Dataset records
·····
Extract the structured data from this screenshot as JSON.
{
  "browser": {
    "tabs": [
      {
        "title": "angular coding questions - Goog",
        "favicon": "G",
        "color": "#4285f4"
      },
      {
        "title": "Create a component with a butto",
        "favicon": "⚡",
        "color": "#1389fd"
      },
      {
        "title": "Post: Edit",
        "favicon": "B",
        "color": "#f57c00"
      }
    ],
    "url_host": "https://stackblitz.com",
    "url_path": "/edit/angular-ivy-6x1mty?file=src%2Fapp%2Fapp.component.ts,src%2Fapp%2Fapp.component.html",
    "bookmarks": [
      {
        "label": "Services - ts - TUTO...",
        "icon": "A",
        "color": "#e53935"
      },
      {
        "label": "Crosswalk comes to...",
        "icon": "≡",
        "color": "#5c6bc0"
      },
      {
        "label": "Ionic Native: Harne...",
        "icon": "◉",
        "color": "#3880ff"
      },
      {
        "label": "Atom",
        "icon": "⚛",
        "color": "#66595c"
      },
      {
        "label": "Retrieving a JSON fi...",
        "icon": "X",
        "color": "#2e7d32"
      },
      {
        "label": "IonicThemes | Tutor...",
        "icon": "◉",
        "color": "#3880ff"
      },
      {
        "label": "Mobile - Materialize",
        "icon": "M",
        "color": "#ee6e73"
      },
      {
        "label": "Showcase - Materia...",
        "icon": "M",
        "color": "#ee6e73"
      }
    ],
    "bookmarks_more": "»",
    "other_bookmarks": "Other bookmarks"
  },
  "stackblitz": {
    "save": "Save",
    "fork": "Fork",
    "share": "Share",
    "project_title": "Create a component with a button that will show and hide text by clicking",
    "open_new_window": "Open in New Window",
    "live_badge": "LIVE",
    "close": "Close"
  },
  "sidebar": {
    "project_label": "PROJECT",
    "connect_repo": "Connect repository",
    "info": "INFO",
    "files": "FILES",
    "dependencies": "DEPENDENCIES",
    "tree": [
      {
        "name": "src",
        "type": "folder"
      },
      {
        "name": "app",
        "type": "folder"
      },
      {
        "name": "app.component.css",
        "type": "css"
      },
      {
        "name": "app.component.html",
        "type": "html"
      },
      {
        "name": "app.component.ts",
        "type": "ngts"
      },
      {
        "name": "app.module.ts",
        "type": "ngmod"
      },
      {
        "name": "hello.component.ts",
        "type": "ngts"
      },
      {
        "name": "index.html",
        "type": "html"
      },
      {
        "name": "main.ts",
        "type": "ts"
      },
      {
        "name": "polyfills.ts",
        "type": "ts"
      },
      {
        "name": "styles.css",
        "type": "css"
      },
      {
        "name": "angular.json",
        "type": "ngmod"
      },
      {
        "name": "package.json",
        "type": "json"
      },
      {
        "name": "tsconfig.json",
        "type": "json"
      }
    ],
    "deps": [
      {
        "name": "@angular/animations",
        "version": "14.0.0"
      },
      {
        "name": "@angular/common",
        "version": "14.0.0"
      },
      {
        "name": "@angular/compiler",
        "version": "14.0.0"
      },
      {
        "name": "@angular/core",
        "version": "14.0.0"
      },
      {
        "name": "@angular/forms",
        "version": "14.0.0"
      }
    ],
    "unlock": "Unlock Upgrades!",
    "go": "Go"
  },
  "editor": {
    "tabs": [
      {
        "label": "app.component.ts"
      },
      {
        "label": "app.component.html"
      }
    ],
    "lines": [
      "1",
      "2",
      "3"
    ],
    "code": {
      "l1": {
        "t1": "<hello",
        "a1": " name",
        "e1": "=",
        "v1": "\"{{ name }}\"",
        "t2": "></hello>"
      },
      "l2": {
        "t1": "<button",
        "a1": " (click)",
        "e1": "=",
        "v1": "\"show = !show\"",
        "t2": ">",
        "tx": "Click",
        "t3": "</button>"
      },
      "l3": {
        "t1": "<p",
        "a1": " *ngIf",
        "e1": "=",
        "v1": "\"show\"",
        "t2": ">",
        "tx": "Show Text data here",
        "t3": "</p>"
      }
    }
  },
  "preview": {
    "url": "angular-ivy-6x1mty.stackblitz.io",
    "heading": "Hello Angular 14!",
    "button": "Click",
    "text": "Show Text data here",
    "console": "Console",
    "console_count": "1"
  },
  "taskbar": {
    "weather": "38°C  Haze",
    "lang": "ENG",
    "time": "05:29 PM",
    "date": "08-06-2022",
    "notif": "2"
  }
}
·····
- GIVEN REQUEST
Make an exact copy of every entry.

- ANSWER TO THE EXERCISE
Extract the structured data from this screenshot as JSON.
{
  "browser": {
    "tabs": [
      {
        "title": "angular coding questions - Goog",
        "favicon": "G",
        "color": "#4285f4"
      },
      {
        "title": "Create a component with a butto",
        "favicon": "⚡",
        "color": "#1389fd"
      },
      {
        "title": "Post: Edit",
        "favicon": "B",
        "color": "#f57c00"
      }
    ],
    "url_host": "https://stackblitz.com",
    "url_path": "/edit/angular-ivy-6x1mty?file=src%2Fapp%2Fapp.component.ts,src%2Fapp%2Fapp.component.html",
    "bookmarks": [
      {
        "label": "Services - ts - TUTO...",
        "icon": "A",
        "color": "#e53935"
      },
      {
        "label": "Crosswalk comes to...",
        "icon": "≡",
        "color": "#5c6bc0"
      },
      {
        "label": "Ionic Native: Harne...",
        "icon": "◉",
        "color": "#3880ff"
      },
      {
        "label": "Atom",
        "icon": "⚛",
        "color": "#66595c"
      },
      {
        "label": "Retrieving a JSON fi...",
        "icon": "X",
        "color": "#2e7d32"
      },
      {
        "label": "IonicThemes | Tutor...",
        "icon": "◉",
        "color": "#3880ff"
      },
      {
        "label": "Mobile - Materialize",
        "icon": "M",
        "color": "#ee6e73"
      },
      {
        "label": "Showcase - Materia...",
        "icon": "M",
        "color": "#ee6e73"
      }
    ],
    "bookmarks_more": "»",
    "other_bookmarks": "Other bookmarks"
  },
  "stackblitz": {
    "save": "Save",
    "fork": "Fork",
    "share": "Share",
    "project_title": "Create a component with a button that will show and hide text by clicking",
    "open_new_window": "Open in New Window",
    "live_badge": "LIVE",
    "close": "Close"
  },
  "sidebar": {
    "project_label": "PROJECT",
    "connect_repo": "Connect repository",
    "info": "INFO",
    "files": "FILES",
    "dependencies": "DEPENDENCIES",
    "tree": [
      {
        "name": "src",
        "type": "folder"
      },
      {
        "name": "app",
        "type": "folder"
      },
      {
        "name": "app.component.css",
        "type": "css"
      },
      {
        "name": "app.component.html",
        "type": "html"
      },
      {
        "name": "app.component.ts",
        "type": "ngts"
      },
      {
        "name": "app.module.ts",
        "type": "ngmod"
      },
      {
        "name": "hello.component.ts",
        "type": "ngts"
      },
      {
        "name": "index.html",
        "type": "html"
      },
      {
        "name": "main.ts",
        "type": "ts"
      },
      {
        "name": "polyfills.ts",
        "type": "ts"
      },
      {
        "name": "styles.css",
        "type": "css"
      },
      {
        "name": "angular.json",
        "type": "ngmod"
      },
      {
        "name": "package.json",
        "type": "json"
      },
      {
        "name": "tsconfig.json",
        "type": "json"
      }
    ],
    "deps": [
      {
        "name": "@angular/animations",
        "version": "14.0.0"
      },
      {
        "name": "@angular/common",
        "version": "14.0.0"
      },
      {
        "name": "@angular/compiler",
        "version": "14.0.0"
      },
      {
        "name": "@angular/core",
        "version": "14.0.0"
      },
      {
        "name": "@angular/forms",
        "version": "14.0.0"
      }
    ],
    "unlock": "Unlock Upgrades!",
    "go": "Go"
  },
  "editor": {
    "tabs": [
      {
        "label": "app.component.ts"
      },
      {
        "label": "app.component.html"
      }
    ],
    "lines": [
      "1",
      "2",
      "3"
    ],
    "code": {
      "l1": {
        "t1": "<hello",
        "a1": " name",
        "e1": "=",
        "v1": "\"{{ name }}\"",
        "t2": "></hello>"
      },
      "l2": {
        "t1": "<button",
        "a1": " (click)",
        "e1": "=",
        "v1": "\"show = !show\"",
        "t2": ">",
        "tx": "Click",
        "t3": "</button>"
      },
      "l3": {
        "t1": "<p",
        "a1": " *ngIf",
        "e1": "=",
        "v1": "\"show\"",
        "t2": ">",
        "tx": "Show Text data here",
        "t3": "</p>"
      }
    }
  },
  "preview": {
    "url": "angular-ivy-6x1mty.stackblitz.io",
    "heading": "Hello Angular 14!",
    "button": "Click",
    "text": "Show Text data here",
    "console": "Console",
    "console_count": "1"
  },
  "taskbar": {
    "weather": "38°C  Haze",
    "lang": "ENG",
    "time": "05:29 PM",
    "date": "08-06-2022",
    "notif": "2"
  }
}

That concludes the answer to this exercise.